- Dataset records:

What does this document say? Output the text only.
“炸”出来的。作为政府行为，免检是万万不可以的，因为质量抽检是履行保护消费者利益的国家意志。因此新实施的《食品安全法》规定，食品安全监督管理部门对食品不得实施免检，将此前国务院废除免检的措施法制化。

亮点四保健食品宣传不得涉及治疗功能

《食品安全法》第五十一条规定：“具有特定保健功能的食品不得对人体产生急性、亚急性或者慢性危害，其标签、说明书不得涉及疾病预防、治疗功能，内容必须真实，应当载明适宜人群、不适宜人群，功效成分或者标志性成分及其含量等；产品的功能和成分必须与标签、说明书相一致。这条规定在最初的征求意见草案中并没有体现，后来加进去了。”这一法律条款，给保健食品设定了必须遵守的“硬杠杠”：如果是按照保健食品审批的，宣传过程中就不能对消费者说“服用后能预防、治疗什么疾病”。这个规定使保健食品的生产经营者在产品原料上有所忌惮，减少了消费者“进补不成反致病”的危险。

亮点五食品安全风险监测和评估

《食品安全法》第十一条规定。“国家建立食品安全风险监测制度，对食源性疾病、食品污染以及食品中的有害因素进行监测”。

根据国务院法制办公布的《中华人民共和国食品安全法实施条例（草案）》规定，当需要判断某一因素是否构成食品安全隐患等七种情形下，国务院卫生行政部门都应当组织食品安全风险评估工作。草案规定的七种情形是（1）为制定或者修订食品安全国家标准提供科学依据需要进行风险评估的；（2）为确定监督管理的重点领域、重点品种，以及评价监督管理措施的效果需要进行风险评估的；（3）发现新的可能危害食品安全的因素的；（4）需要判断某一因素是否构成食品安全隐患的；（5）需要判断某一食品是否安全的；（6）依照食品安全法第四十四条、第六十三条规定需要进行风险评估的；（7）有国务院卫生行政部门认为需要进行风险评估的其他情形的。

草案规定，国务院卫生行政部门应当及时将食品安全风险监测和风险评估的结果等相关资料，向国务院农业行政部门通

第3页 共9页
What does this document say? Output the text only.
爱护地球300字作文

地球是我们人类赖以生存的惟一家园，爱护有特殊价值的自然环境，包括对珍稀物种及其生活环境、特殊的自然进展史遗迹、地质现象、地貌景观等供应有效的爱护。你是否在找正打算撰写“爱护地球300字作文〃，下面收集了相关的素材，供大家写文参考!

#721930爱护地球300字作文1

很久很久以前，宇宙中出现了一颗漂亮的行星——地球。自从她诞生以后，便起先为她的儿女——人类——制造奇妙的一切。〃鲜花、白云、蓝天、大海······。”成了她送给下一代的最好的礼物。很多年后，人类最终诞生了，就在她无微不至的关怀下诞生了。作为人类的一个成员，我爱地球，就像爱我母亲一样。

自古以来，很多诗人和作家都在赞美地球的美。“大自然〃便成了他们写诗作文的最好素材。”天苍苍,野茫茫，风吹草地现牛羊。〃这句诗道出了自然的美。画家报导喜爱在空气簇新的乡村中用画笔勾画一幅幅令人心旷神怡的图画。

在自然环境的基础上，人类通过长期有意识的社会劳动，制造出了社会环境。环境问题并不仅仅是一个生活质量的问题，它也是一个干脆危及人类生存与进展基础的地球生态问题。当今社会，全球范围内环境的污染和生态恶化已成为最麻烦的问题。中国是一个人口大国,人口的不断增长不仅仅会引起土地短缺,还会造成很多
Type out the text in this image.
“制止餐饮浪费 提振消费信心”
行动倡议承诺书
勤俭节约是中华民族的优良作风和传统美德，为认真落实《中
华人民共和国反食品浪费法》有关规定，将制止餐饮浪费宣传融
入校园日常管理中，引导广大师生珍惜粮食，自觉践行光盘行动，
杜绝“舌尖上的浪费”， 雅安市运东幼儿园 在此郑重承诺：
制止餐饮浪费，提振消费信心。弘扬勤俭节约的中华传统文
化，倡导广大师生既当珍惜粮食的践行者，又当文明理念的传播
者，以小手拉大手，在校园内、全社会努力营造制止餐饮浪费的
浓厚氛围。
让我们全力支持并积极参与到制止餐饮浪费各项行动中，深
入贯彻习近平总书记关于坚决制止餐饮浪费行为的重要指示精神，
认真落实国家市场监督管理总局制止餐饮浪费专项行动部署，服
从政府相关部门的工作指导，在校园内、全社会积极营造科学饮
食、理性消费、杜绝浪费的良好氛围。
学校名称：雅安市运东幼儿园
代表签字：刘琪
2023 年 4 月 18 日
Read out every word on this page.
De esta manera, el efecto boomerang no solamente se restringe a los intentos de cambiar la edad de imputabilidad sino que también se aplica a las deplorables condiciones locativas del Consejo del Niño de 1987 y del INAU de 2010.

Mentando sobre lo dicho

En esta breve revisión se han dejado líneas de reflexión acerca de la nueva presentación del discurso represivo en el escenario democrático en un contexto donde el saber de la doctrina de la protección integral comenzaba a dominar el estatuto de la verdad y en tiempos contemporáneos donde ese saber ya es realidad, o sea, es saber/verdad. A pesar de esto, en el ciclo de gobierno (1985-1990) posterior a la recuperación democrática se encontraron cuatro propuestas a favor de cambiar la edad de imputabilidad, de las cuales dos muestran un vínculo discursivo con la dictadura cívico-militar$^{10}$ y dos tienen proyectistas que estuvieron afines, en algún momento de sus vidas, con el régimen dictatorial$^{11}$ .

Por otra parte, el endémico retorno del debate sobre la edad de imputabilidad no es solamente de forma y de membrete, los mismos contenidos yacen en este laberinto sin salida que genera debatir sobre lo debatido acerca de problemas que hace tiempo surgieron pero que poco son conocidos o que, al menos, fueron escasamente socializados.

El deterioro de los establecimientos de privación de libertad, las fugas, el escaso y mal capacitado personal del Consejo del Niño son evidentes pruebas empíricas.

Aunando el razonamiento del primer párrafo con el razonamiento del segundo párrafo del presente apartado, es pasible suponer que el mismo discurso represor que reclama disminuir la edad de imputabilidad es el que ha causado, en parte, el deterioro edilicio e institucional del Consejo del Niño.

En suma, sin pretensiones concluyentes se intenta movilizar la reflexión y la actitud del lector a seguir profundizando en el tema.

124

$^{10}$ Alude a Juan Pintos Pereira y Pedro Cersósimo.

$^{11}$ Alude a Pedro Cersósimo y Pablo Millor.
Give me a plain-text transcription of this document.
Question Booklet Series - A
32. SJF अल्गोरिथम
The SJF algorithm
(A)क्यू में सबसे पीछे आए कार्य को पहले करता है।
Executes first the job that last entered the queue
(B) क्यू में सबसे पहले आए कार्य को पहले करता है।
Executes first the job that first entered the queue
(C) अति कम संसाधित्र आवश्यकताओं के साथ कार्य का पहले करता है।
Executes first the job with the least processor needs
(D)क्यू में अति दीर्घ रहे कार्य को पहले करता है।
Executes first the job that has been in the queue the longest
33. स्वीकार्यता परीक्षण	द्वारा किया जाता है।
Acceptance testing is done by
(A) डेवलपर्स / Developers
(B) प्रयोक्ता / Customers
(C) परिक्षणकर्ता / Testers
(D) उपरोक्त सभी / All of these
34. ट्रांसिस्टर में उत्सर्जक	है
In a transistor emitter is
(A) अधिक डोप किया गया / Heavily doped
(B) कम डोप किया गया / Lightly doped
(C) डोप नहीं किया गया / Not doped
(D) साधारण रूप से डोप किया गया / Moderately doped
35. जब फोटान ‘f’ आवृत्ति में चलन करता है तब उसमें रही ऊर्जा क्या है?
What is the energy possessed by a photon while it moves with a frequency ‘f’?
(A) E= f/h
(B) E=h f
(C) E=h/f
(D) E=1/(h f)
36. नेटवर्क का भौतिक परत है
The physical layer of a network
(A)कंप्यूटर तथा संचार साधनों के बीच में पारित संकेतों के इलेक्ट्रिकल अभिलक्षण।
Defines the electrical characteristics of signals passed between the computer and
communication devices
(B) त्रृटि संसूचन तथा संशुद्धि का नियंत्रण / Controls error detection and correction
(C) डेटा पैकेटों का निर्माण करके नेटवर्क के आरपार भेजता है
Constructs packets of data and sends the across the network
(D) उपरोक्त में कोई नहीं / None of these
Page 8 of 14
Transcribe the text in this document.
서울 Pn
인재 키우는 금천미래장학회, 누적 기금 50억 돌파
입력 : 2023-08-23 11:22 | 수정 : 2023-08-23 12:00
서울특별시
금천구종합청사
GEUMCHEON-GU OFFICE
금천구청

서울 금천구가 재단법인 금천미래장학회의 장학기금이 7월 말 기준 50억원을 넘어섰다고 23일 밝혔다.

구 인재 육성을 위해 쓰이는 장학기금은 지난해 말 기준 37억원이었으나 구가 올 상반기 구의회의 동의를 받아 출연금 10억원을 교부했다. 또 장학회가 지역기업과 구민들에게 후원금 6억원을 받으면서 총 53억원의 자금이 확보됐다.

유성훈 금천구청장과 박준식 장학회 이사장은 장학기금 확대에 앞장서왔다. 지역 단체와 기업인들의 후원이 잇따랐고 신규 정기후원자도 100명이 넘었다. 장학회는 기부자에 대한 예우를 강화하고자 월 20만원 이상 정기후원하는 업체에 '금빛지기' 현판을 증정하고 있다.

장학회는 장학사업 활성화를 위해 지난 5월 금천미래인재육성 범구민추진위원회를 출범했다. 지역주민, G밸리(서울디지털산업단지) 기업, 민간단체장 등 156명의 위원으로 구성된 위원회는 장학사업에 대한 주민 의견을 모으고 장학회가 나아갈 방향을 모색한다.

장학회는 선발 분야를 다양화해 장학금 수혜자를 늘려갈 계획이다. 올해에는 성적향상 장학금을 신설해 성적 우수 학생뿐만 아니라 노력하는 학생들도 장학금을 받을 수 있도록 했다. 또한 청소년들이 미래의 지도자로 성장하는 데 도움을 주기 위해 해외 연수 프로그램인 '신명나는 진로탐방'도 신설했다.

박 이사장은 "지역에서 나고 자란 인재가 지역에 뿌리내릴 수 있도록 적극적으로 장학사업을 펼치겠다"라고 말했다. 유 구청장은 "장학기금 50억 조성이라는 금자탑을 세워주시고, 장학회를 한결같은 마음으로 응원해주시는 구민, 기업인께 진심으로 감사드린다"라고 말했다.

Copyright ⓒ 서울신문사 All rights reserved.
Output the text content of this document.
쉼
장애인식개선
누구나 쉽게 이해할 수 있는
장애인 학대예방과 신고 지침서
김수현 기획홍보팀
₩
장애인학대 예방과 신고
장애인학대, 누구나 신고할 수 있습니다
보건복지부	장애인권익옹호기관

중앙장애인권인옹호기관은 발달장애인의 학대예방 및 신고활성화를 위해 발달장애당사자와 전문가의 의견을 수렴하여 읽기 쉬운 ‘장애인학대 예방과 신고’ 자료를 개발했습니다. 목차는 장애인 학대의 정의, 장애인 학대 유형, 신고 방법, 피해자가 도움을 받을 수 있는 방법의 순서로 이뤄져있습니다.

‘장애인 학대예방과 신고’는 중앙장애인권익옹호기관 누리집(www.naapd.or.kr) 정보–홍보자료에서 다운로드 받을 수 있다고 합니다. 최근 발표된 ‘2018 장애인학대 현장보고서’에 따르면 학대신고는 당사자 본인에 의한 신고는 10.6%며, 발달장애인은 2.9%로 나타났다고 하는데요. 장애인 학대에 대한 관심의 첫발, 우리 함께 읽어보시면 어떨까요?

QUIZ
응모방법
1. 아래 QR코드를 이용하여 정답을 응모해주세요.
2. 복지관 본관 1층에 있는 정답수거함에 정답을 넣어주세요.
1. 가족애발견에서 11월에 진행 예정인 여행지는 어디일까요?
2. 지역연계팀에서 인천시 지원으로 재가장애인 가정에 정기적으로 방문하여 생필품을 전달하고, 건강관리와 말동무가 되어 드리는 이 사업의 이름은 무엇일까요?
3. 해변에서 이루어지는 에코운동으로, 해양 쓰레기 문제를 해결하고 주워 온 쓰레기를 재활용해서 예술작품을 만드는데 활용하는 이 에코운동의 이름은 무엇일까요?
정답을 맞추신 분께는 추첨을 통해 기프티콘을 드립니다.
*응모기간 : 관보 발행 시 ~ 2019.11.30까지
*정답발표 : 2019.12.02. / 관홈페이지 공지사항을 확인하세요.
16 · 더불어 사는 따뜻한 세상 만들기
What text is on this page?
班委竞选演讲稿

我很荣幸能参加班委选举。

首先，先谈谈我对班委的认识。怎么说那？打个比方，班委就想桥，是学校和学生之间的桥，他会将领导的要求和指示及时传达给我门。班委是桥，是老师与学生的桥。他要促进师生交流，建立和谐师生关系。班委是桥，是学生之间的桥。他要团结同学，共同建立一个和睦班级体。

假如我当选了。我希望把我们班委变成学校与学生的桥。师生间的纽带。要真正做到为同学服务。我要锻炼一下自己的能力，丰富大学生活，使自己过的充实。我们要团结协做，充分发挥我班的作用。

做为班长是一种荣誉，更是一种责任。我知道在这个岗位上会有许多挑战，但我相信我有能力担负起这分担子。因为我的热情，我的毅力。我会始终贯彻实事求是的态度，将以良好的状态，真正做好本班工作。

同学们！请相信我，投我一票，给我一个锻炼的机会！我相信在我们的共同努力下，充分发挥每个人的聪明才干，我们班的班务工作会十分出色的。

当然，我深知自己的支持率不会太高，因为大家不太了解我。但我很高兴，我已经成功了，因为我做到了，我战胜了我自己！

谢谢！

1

- Exercise details:
Of the lines in the material above, state how many contain the string "在校园内"; give no other text.

- Answer to the task:
2